Exercise goal: Drop every picture, then transcribe the remaining data exactly.

Figure collection entries
_ _ _

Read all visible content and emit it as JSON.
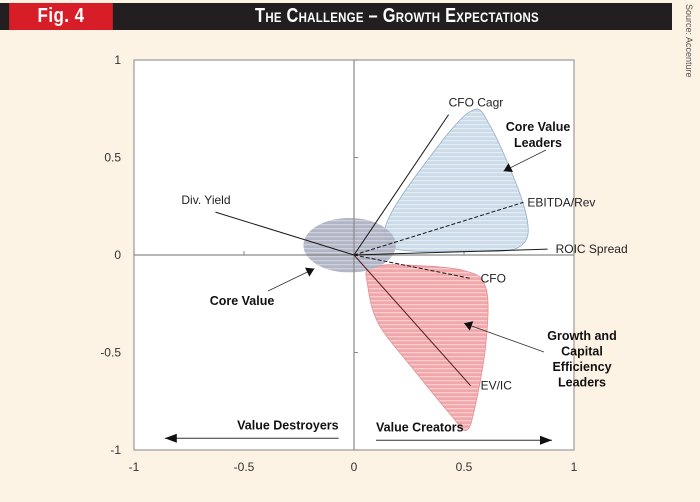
{
  "header": {
    "fig_label": "Fig. 4",
    "title": "The Challenge – Growth Expectations",
    "source": "Source: Accenture"
  },
  "colors": {
    "fig_label_bg": "#d71e28",
    "header_bg": "#231f20",
    "page_bg": "#fdf3e5",
    "core_value_leaders_fill": "#c5d7e6",
    "growth_leaders_fill": "#f2a7aa",
    "core_value_fill": "#a9adc2"
  },
  "chart_data": {
    "type": "scatter",
    "subtype": "biplot",
    "title": "The Challenge – Growth Expectations",
    "xlabel": "",
    "ylabel": "",
    "xlim": [
      -1,
      1
    ],
    "ylim": [
      -1,
      1
    ],
    "x_ticks": [
      -1,
      -0.5,
      0,
      0.5,
      1
    ],
    "y_ticks": [
      -1,
      -0.5,
      0,
      0.5,
      1
    ],
    "x_tick_labels": [
      "-1",
      "-0.5",
      "0",
      "0.5",
      "1"
    ],
    "y_tick_labels": [
      "-1",
      "-0.5",
      "0",
      "0.5",
      "1"
    ],
    "grid": false,
    "vectors": [
      {
        "name": "CFO Cagr",
        "x": 0.43,
        "y": 0.72,
        "style": "solid"
      },
      {
        "name": "EBITDA/Rev",
        "x": 0.77,
        "y": 0.27,
        "style": "dashed"
      },
      {
        "name": "ROIC Spread",
        "x": 0.88,
        "y": 0.03,
        "style": "solid"
      },
      {
        "name": "CFO",
        "x": 0.53,
        "y": -0.12,
        "style": "dashed"
      },
      {
        "name": "EV/IC",
        "x": 0.53,
        "y": -0.67,
        "style": "solid"
      },
      {
        "name": "Div. Yield",
        "x": -0.63,
        "y": 0.22,
        "style": "solid"
      }
    ],
    "groups": [
      {
        "name": "Core Value Leaders",
        "label_lines": [
          "Core Value",
          "Leaders"
        ],
        "marker": [
          0.68,
          0.43
        ],
        "color": "#c5d7e6",
        "outline": [
          [
            0.15,
            0.17
          ],
          [
            0.29,
            0.42
          ],
          [
            0.52,
            0.73
          ],
          [
            0.62,
            0.66
          ],
          [
            0.78,
            0.22
          ],
          [
            0.75,
            0.04
          ],
          [
            0.5,
            0.02
          ],
          [
            0.27,
            0.02
          ],
          [
            0.16,
            0.05
          ]
        ]
      },
      {
        "name": "Growth and Capital Efficiency Leaders",
        "label_lines": [
          "Growth  and",
          "Capital",
          "Efficiency",
          "Leaders"
        ],
        "marker": [
          0.5,
          -0.35
        ],
        "color": "#f2a7aa",
        "outline": [
          [
            0.07,
            -0.07
          ],
          [
            0.2,
            -0.05
          ],
          [
            0.5,
            -0.08
          ],
          [
            0.6,
            -0.17
          ],
          [
            0.6,
            -0.45
          ],
          [
            0.55,
            -0.78
          ],
          [
            0.51,
            -0.9
          ],
          [
            0.44,
            -0.82
          ],
          [
            0.28,
            -0.6
          ],
          [
            0.11,
            -0.35
          ],
          [
            0.06,
            -0.14
          ]
        ]
      },
      {
        "name": "Core Value",
        "label_lines": [
          "Core Value"
        ],
        "marker": [
          -0.18,
          -0.07
        ],
        "color": "#a9adc2",
        "ellipse": {
          "cx": -0.02,
          "cy": 0.05,
          "rx": 0.21,
          "ry": 0.14
        }
      }
    ],
    "annotations": [
      {
        "text": "Value Destroyers",
        "direction": "left",
        "from_x": -0.07,
        "to_x": -0.86,
        "y": -0.94
      },
      {
        "text": "Value Creators",
        "direction": "right",
        "from_x": 0.1,
        "to_x": 0.9,
        "y": -0.95
      }
    ]
  }
}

_ _ _

Result of this exercise:
Read all visible content and emit it as JSON.
{
  "header": {
    "fig_label": "Fig. 4",
    "title": "The Challenge – Growth Expectations",
    "source": "Source: Accenture"
  },
  "colors": {
    "fig_label_bg": "#d71e28",
    "header_bg": "#231f20",
    "page_bg": "#fdf3e5",
    "core_value_leaders_fill": "#c5d7e6",
    "growth_leaders_fill": "#f2a7aa",
    "core_value_fill": "#a9adc2"
  },
  "chart_data": {
    "type": "scatter",
    "subtype": "biplot",
    "title": "The Challenge – Growth Expectations",
    "xlabel": "",
    "ylabel": "",
    "xlim": [
      -1,
      1
    ],
    "ylim": [
      -1,
      1
    ],
    "x_ticks": [
      -1,
      -0.5,
      0,
      0.5,
      1
    ],
    "y_ticks": [
      -1,
      -0.5,
      0,
      0.5,
      1
    ],
    "x_tick_labels": [
      "-1",
      "-0.5",
      "0",
      "0.5",
      "1"
    ],
    "y_tick_labels": [
      "-1",
      "-0.5",
      "0",
      "0.5",
      "1"
    ],
    "grid": false,
    "vectors": [
      {
        "name": "CFO Cagr",
        "x": 0.43,
        "y": 0.72,
        "style": "solid"
      },
      {
        "name": "EBITDA/Rev",
        "x": 0.77,
        "y": 0.27,
        "style": "dashed"
      },
      {
        "name": "ROIC Spread",
        "x": 0.88,
        "y": 0.03,
        "style": "solid"
      },
      {
        "name": "CFO",
        "x": 0.53,
        "y": -0.12,
        "style": "dashed"
      },
      {
        "name": "EV/IC",
        "x": 0.53,
        "y": -0.67,
        "style": "solid"
      },
      {
        "name": "Div. Yield",
        "x": -0.63,
        "y": 0.22,
        "style": "solid"
      }
    ],
    "groups": [
      {
        "name": "Core Value Leaders",
        "label_lines": [
          "Core Value",
          "Leaders"
        ],
        "marker": [
          0.68,
          0.43
        ],
        "color": "#c5d7e6",
        "outline": [
          [
            0.15,
            0.17
          ],
          [
            0.29,
            0.42
          ],
          [
            0.52,
            0.73
          ],
          [
            0.62,
            0.66
          ],
          [
            0.78,
            0.22
          ],
          [
            0.75,
            0.04
          ],
          [
            0.5,
            0.02
          ],
          [
            0.27,
            0.02
          ],
          [
            0.16,
            0.05
          ]
        ]
      },
      {
        "name": "Growth and Capital Efficiency Leaders",
        "label_lines": [
          "Growth  and",
          "Capital",
          "Efficiency",
          "Leaders"
        ],
        "marker": [
          0.5,
          -0.35
        ],
        "color": "#f2a7aa",
        "outline": [
          [
            0.07,
            -0.07
          ],
          [
            0.2,
            -0.05
          ],
          [
            0.5,
            -0.08
          ],
          [
            0.6,
            -0.17
          ],
          [
            0.6,
            -0.45
          ],
          [
            0.55,
            -0.78
          ],
          [
            0.51,
            -0.9
          ],
          [
            0.44,
            -0.82
          ],
          [
            0.28,
            -0.6
          ],
          [
            0.11,
            -0.35
          ],
          [
            0.06,
            -0.14
          ]
        ]
      },
      {
        "name": "Core Value",
        "label_lines": [
          "Core Value"
        ],
        "marker": [
          -0.18,
          -0.07
        ],
        "color": "#a9adc2",
        "ellipse": {
          "cx": -0.02,
          "cy": 0.05,
          "rx": 0.21,
          "ry": 0.14
        }
      }
    ],
    "annotations": [
      {
        "text": "Value Destroyers",
        "direction": "left",
        "from_x": -0.07,
        "to_x": -0.86,
        "y": -0.94
      },
      {
        "text": "Value Creators",
        "direction": "right",
        "from_x": 0.1,
        "to_x": 0.9,
        "y": -0.95
      }
    ]
  }
}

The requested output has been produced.